:: WHAT IS ASKED ::
In the records that follow, locate every line with "копия" and extract it.

:: INPUT ::
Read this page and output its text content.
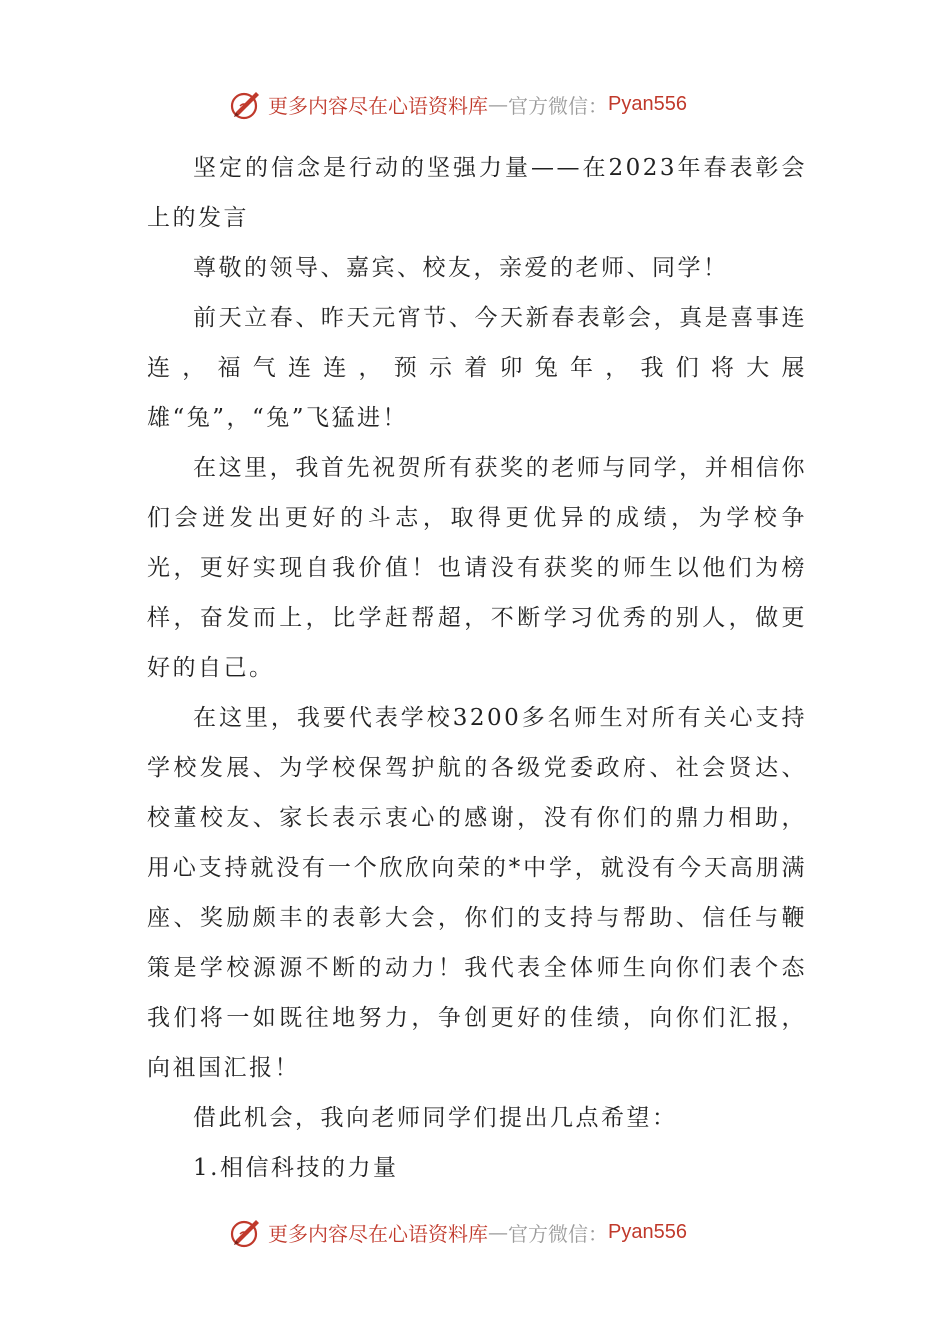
更多内容尽在心语资料库 — 官方微信： Pyan556

坚定的信念是行动的坚强力量——在2023年春表彰会上的发言

尊敬的领导、嘉宾、校友，亲爱的老师、同学！

前天立春、昨天元宵节、今天新春表彰会，真是喜事连连，福气连连，预示着卯兔年，我们将大展雄“兔”，“兔”飞猛进！

在这里，我首先祝贺所有获奖的老师与同学，并相信你们会迸发出更好的斗志，取得更优异的成绩，为学校争光，更好实现自我价值！也请没有获奖的师生以他们为榜样，奋发而上，比学赶帮超，不断学习优秀的别人，做更好的自己。

在这里，我要代表学校3200多名师生对所有关心支持学校发展、为学校保驾护航的各级党委政府、社会贤达、校董校友、家长表示衷心的感谢，没有你们的鼎力相助，用心支持就没有一个欣欣向荣的*中学，就没有今天高朋满座、奖励颇丰的表彰大会，你们的支持与帮助、信任与鞭策是学校源源不断的动力！我代表全体师生向你们表个态我们将一如既往地努力，争创更好的佳绩，向你们汇报，向祖国汇报！

借此机会，我向老师同学们提出几点希望：

1.相信科技的力量

更多内容尽在心语资料库 — 官方微信： Pyan556
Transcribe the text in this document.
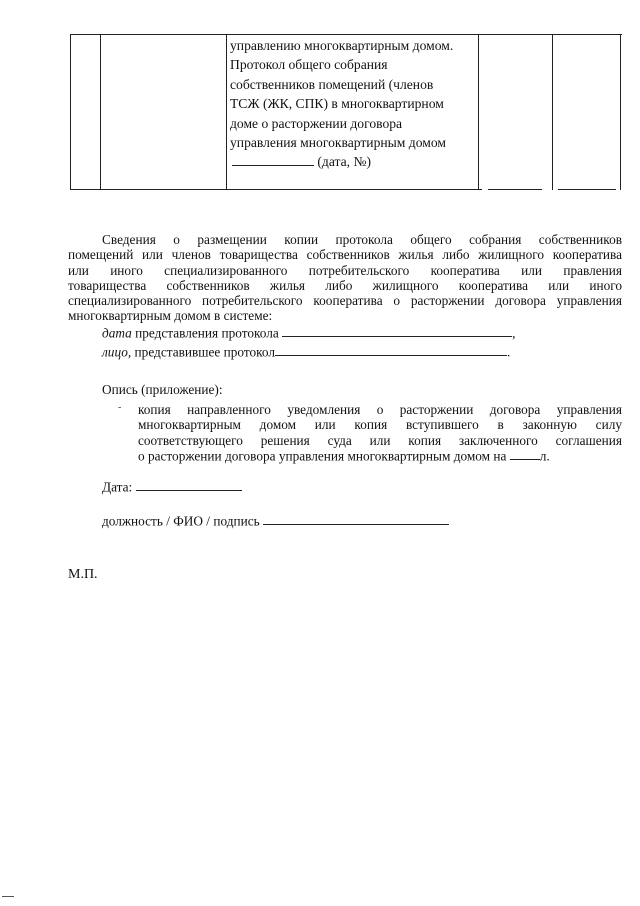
управлению многоквартирным домом.
Протокол общего собрания
собственников помещений (членов
ТСЖ (ЖК, СПК) в многоквартирном
доме о расторжении договора
управления многоквартирным домом
(дата, №)
Сведения о размещении копии протокола общего собрания собственников
помещений или членов товарищества собственников жилья либо жилищного кооператива
или иного специализированного потребительского кооператива или правления
товарищества собственников жилья либо жилищного кооператива или иного
специализированного потребительского кооператива о расторжении договора управления
многоквартирным домом в системе:
дата представления протокола	,
лицо, представившее протокол	.
Опись (приложение):
- копия направленного уведомления о расторжении договора управления
многоквартирным домом или копия вступившего в законную силу
соответствующего решения суда или копия заключенного соглашения
о расторжении договора управления многоквартирным домом на	л.
Дата:
должность / ФИО / подпись
М.П.
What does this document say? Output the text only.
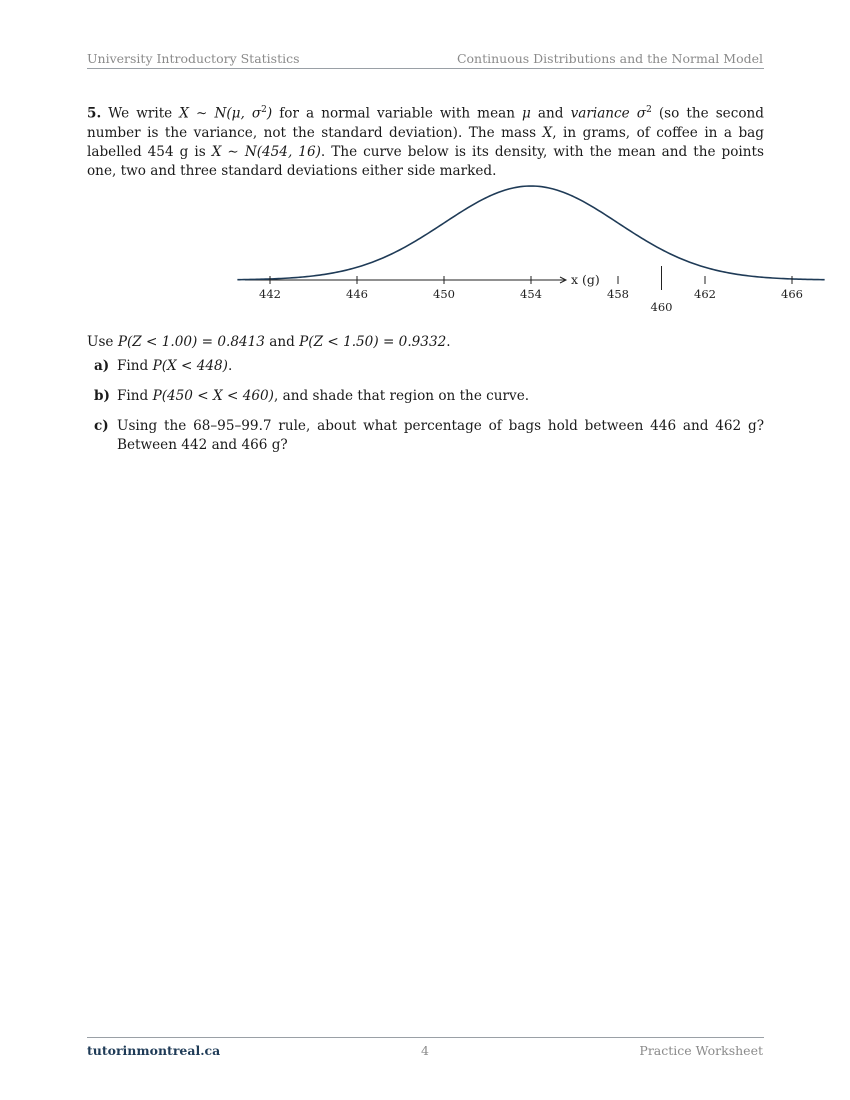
University Introductory Statistics	Continuous Distributions and the Normal Model
5. We write X ∼ N(μ, $\sigma^2$) for a normal variable with mean μ and variance $\sigma^2$ (so the second number is the variance, not the standard deviation). The mass X, in grams, of coffee in a bag labelled 454 g is X ∼ N(454, 16). The curve below is its density, with the mean and the points one, two and three standard deviations either side marked.
x (g)
442	446	450	454	458	462	466
460
Use P(Z < 1.00) = 0.8413 and P(Z < 1.50) = 0.9332.
a) Find P(X < 448).
b) Find P(450 < X < 460), and shade that region on the curve.
c) Using the 68–95–99.7 rule, about what percentage of bags hold between 446 and 462 g? Between 442 and 466 g?
tutorinmontreal.ca	4	Practice Worksheet
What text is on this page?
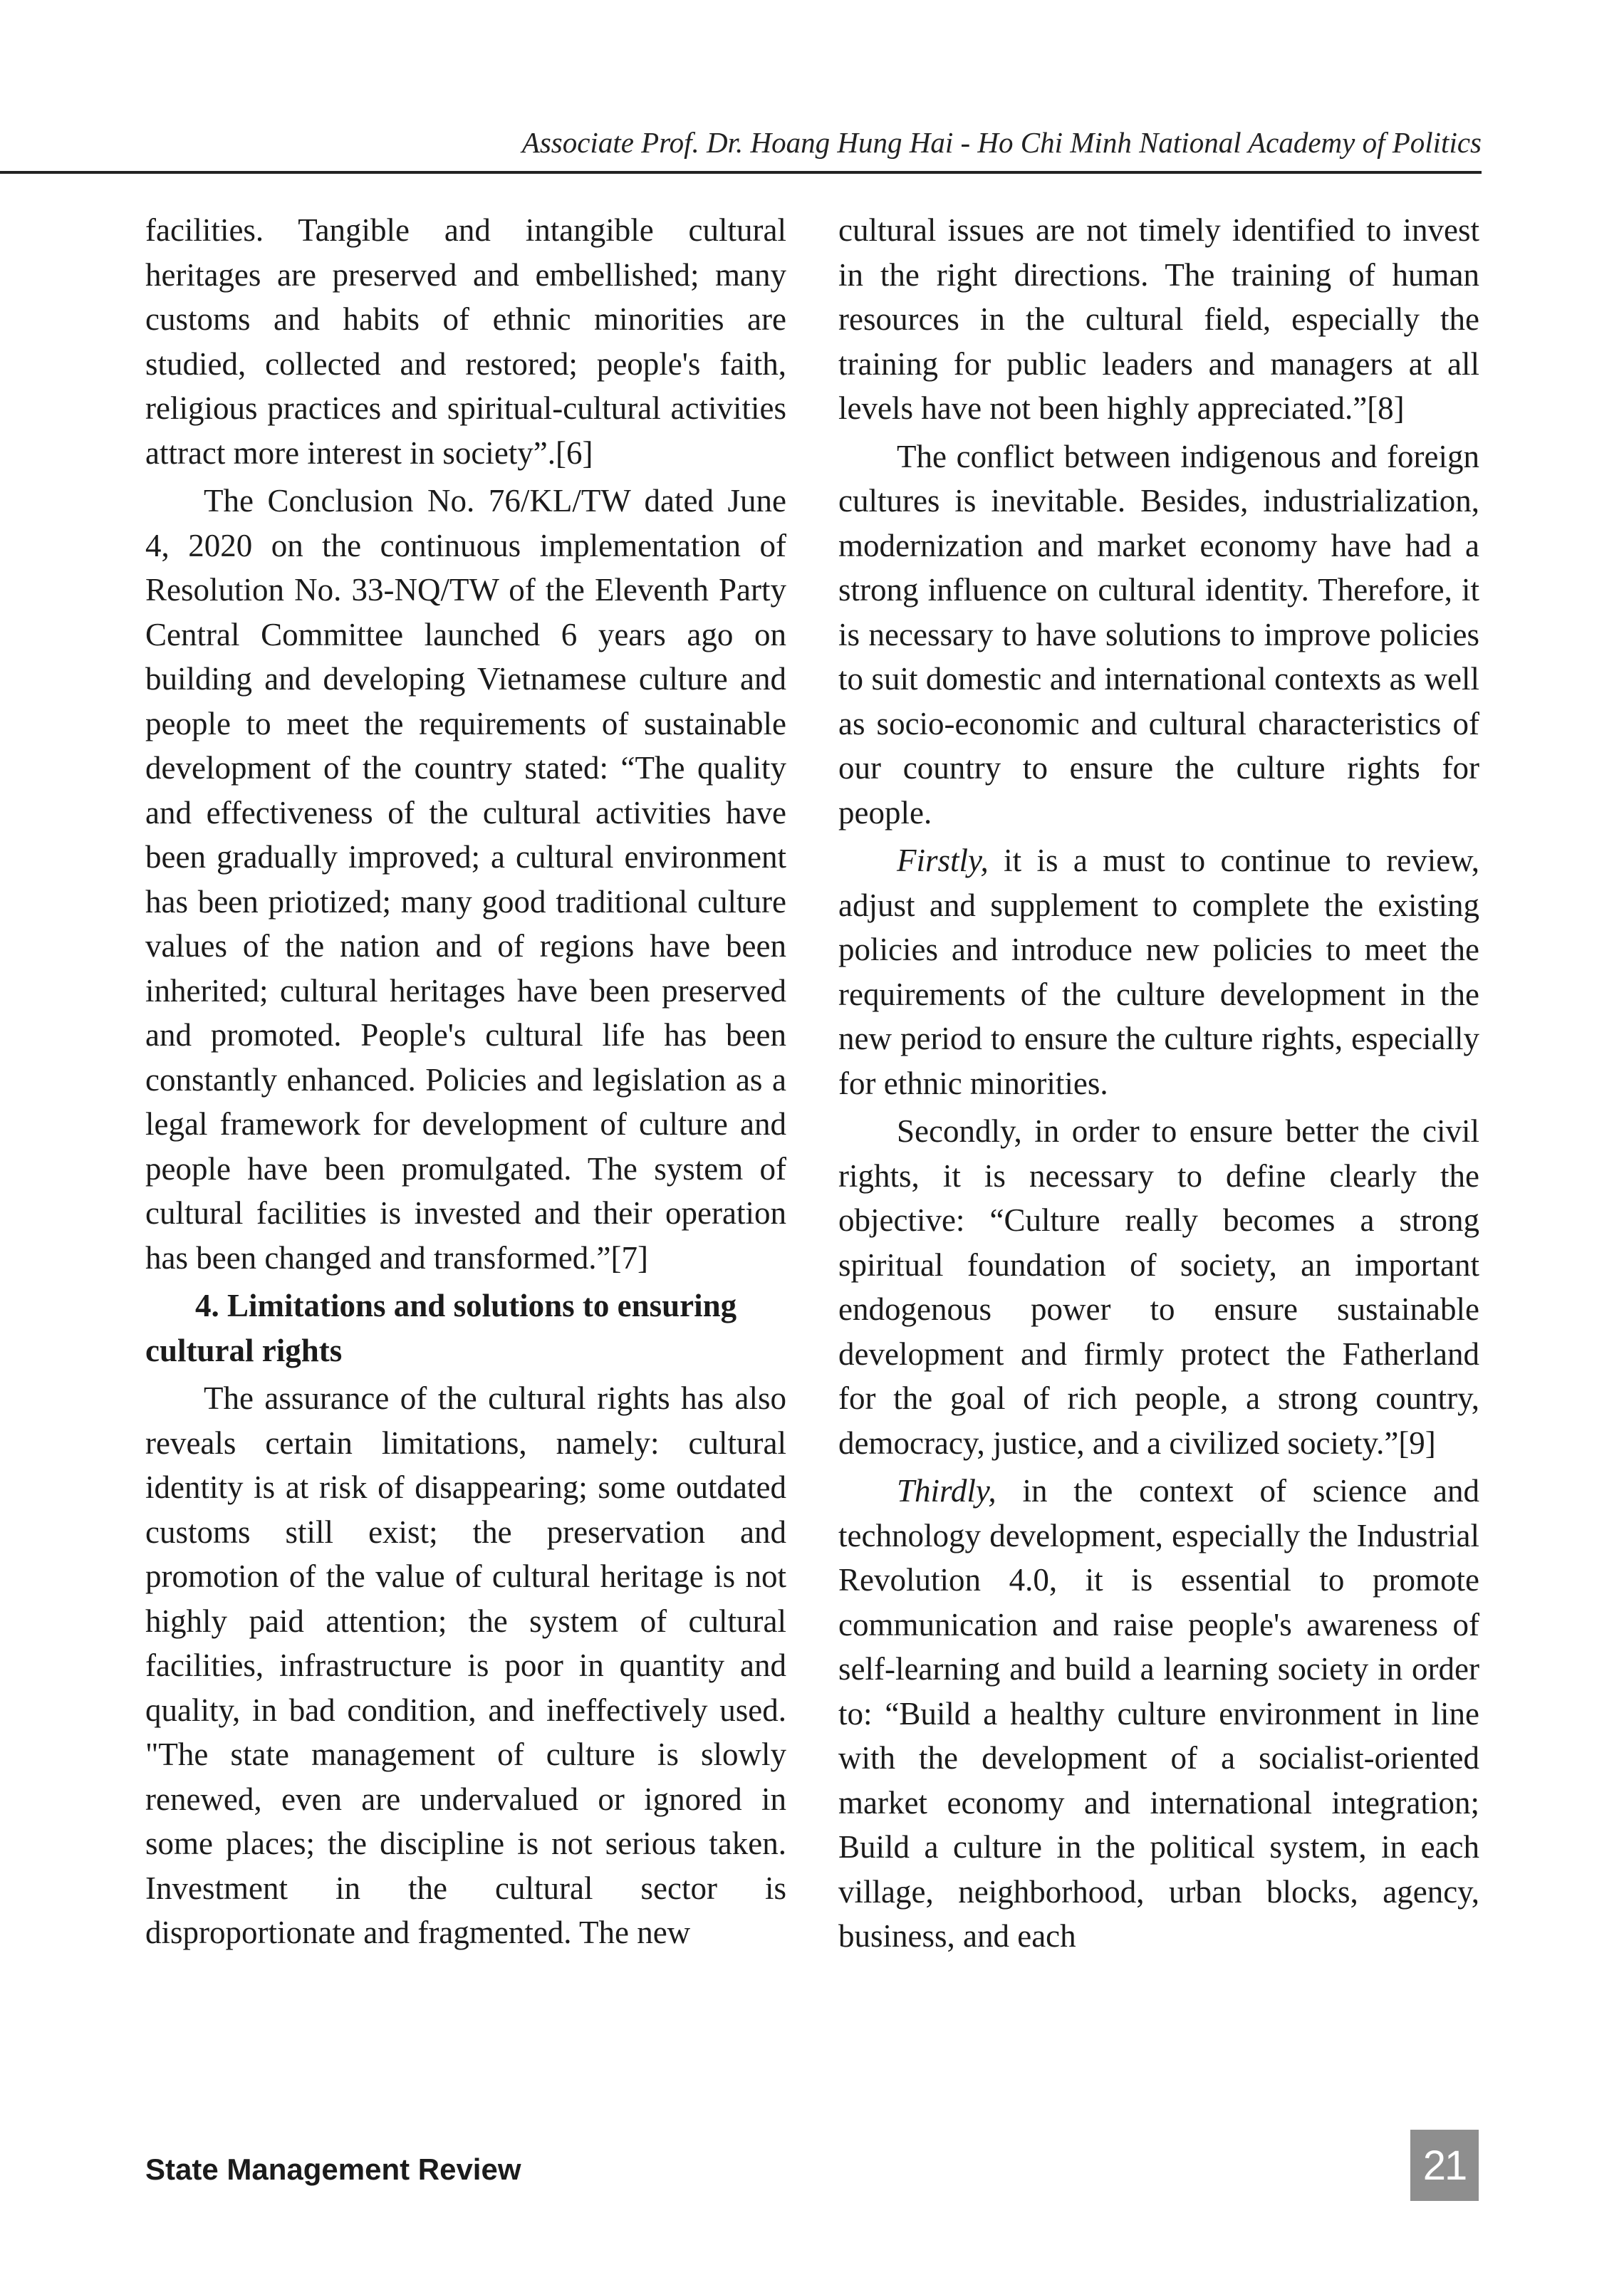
Associate Prof. Dr. Hoang Hung Hai - Ho Chi Minh National Academy of Politics

facilities. Tangible and intangible cultural heritages are preserved and embellished; many customs and habits of ethnic minorities are studied, collected and restored; people's faith, religious practices and spiritual-cultural activities attract more interest in society”.[6]

The Conclusion No. 76/KL/TW dated June 4, 2020 on the continuous implementation of Resolution No. 33-NQ/TW of the Eleventh Party Central Committee launched 6 years ago on building and developing Vietnamese culture and people to meet the requirements of sustainable development of the country stated: “The quality and effectiveness of the cultural activities have been gradually improved; a cultural environment has been priotized; many good traditional culture values of the nation and of regions have been inherited; cultural heritages have been preserved and promoted. People's cultural life has been constantly enhanced. Policies and legislation as a legal framework for development of culture and people have been promulgated. The system of cultural facilities is invested and their operation has been changed and transformed.”[7]

4. Limitations and solutions to ensuring cultural rights

The assurance of the cultural rights has also reveals certain limitations, namely: cultural identity is at risk of disappearing; some outdated customs still exist; the preservation and promotion of the value of cultural heritage is not highly paid attention; the system of cultural facilities, infrastructure is poor in quantity and quality, in bad condition, and ineffectively used. "The state management of culture is slowly renewed, even are undervalued or ignored in some places; the discipline is not serious taken. Investment in the cultural sector is disproportionate and fragmented. The new

cultural issues are not timely identified to invest in the right directions. The training of human resources in the cultural field, especially the training for public leaders and managers at all levels have not been highly appreciated.”[8]

The conflict between indigenous and foreign cultures is inevitable. Besides, industrialization, modernization and market economy have had a strong influence on cultural identity. Therefore, it is necessary to have solutions to improve policies to suit domestic and international contexts as well as socio-economic and cultural characteristics of our country to ensure the culture rights for people.

Firstly, it is a must to continue to review, adjust and supplement to complete the existing policies and introduce new policies to meet the requirements of the culture development in the new period to ensure the culture rights, especially for ethnic minorities.

Secondly, in order to ensure better the civil rights, it is necessary to define clearly the objective: “Culture really becomes a strong spiritual foundation of society, an important endogenous power to ensure sustainable development and firmly protect the Fatherland for the goal of rich people, a strong country, democracy, justice, and a civilized society.”[9]

Thirdly, in the context of science and technology development, especially the Industrial Revolution 4.0, it is essential to promote communication and raise people's awareness of self-learning and build a learning society in order to: “Build a healthy culture environment in line with the development of a socialist-oriented market economy and international integration; Build a culture in the political system, in each village, neighborhood, urban blocks, agency, business, and each

State Management Review	21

:: TASK ANSWER ::
- копия направленного уведомления о расторжении договора управления
многоквартирным домом или копия вступившего в законную силу
соответствующего решения суда или копия заключенного соглашения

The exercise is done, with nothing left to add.